Listed entries -
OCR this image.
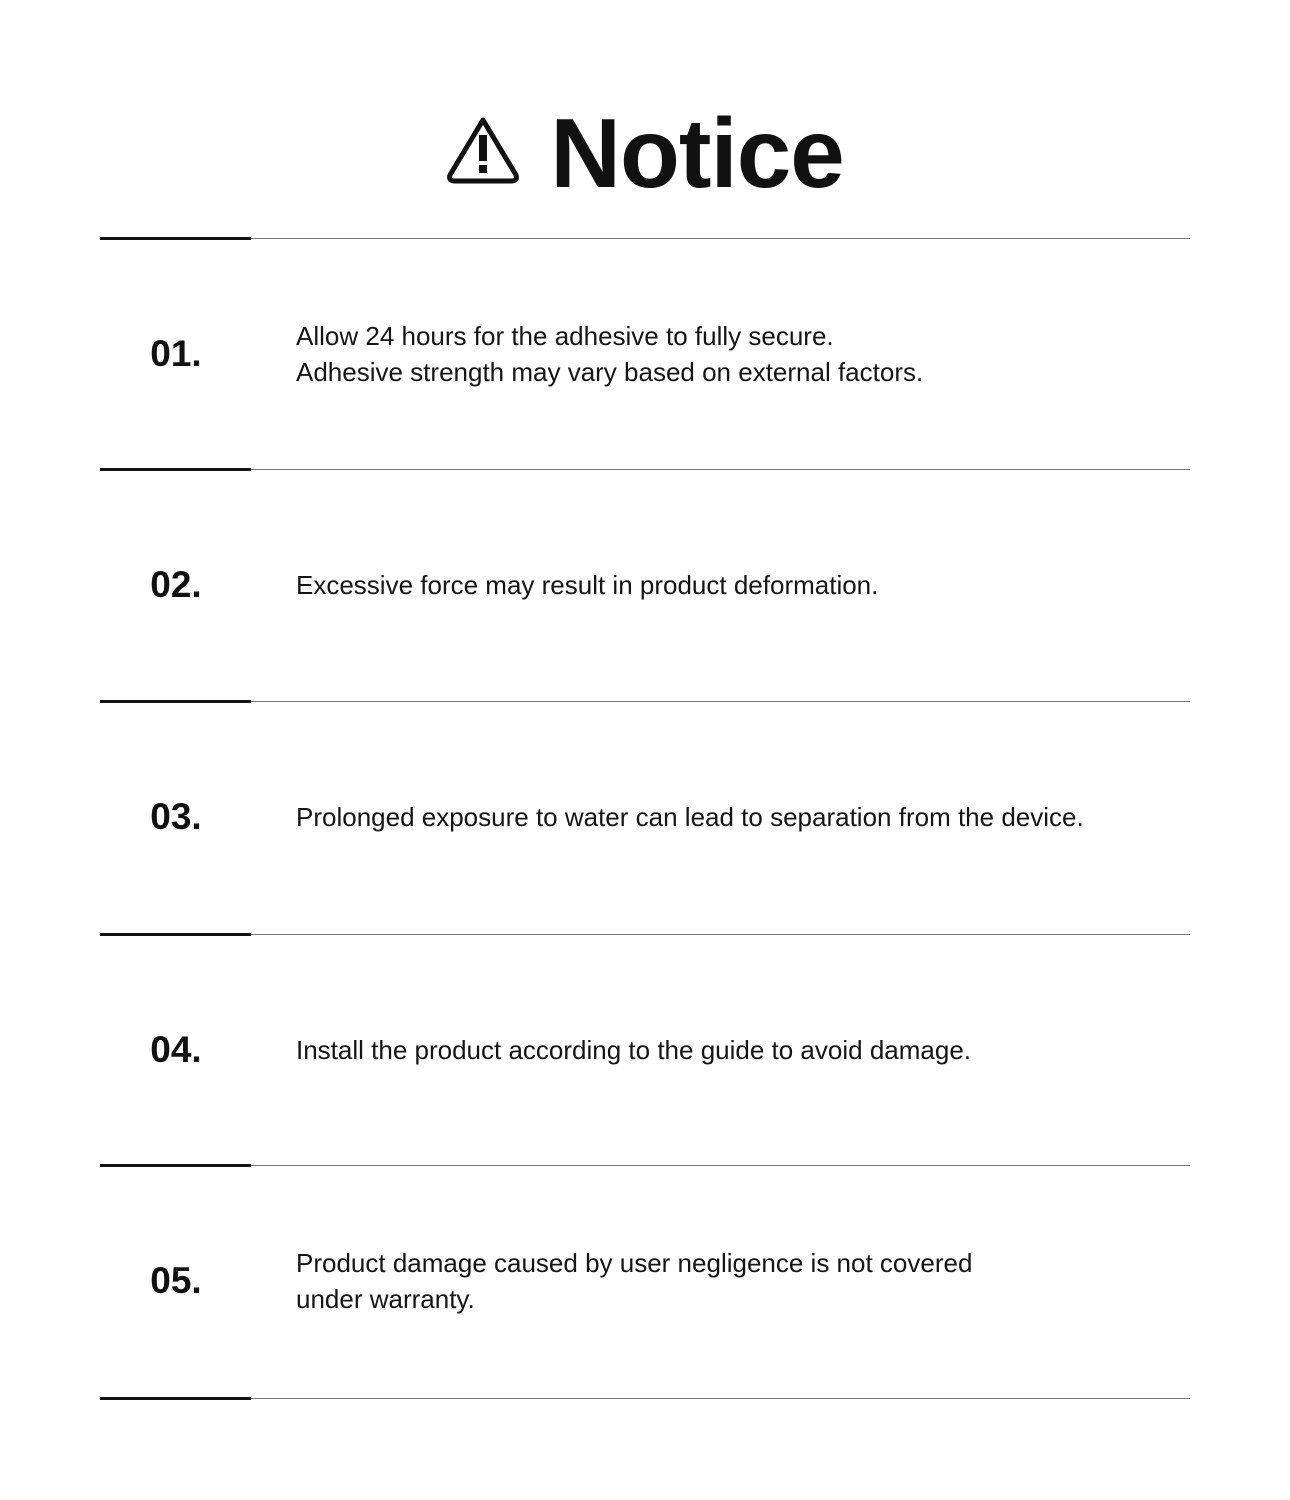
Notice
01.	Allow 24 hours for the adhesive to fully secure.
Adhesive strength may vary based on external factors.
02.	Excessive force may result in product deformation.
03.	Prolonged exposure to water can lead to separation from the device.
04.	Install the product according to the guide to avoid damage.
05.	Product damage caused by user negligence is not covered
under warranty.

Task objective -
Copy each line exactly, and leave the pictures out of your copy.

Expected answer -
OCR this image.
Notice
01.	Allow 24 hours for the adhesive to fully secure.
Adhesive strength may vary based on external factors.
02.	Excessive force may result in product deformation.
03.	Prolonged exposure to water can lead to separation from the device.
04.	Install the product according to the guide to avoid damage.
05.	Product damage caused by user negligence is not covered
under warranty.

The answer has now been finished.